## [Given records]
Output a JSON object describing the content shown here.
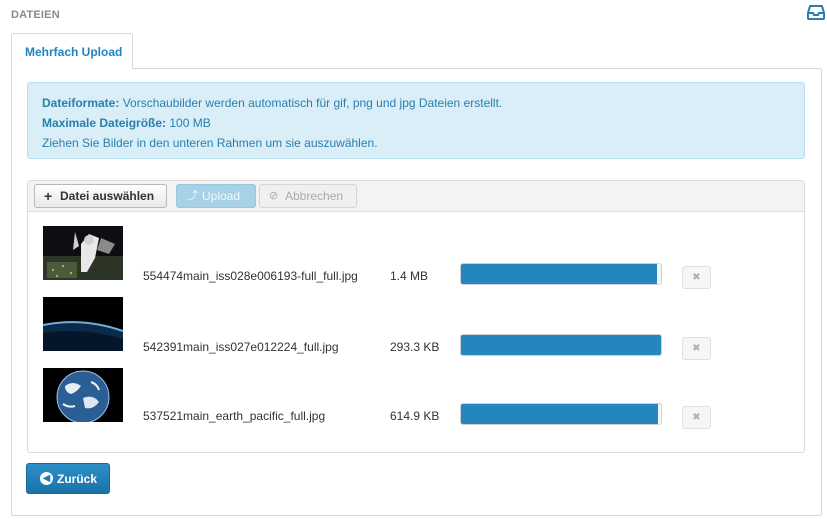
{
  "header": {
    "title": "DATEIEN",
    "icon": "inbox-icon"
  },
  "tabs": [
    {
      "label": "Mehrfach Upload",
      "active": true
    }
  ],
  "info": {
    "line1_label": "Dateiformate:",
    "line1_text": " Vorschaubilder werden automatisch für gif, png und jpg Dateien erstellt.",
    "line2_label": "Maximale Dateigröße:",
    "line2_text": " 100 MB",
    "line3_text": "Ziehen Sie Bilder in den unteren Rahmen um sie auszuwählen."
  },
  "toolbar": {
    "add_label": "Datei auswählen",
    "upload_label": "Upload",
    "cancel_label": "Abbrechen"
  },
  "files": [
    {
      "name": "554474main_iss028e006193-full_full.jpg",
      "size": "1.4 MB",
      "progress": 0.98
    },
    {
      "name": "542391main_iss027e012224_full.jpg",
      "size": "293.3 KB",
      "progress": 1.0
    },
    {
      "name": "537521main_earth_pacific_full.jpg",
      "size": "614.9 KB",
      "progress": 0.985
    }
  ],
  "back_label": "Zurück",
  "colors": {
    "accent": "#2486bd",
    "info_bg": "#d9eef6",
    "info_text": "#2a7fb0"
  }
}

## [What the task asks]
Extract, from the listing above, every line where the string "name" occurs.

## [Problem solution]
      "name": "554474main_iss028e006193-full_full.jpg",
      "name": "542391main_iss027e012224_full.jpg",
      "name": "537521main_earth_pacific_full.jpg",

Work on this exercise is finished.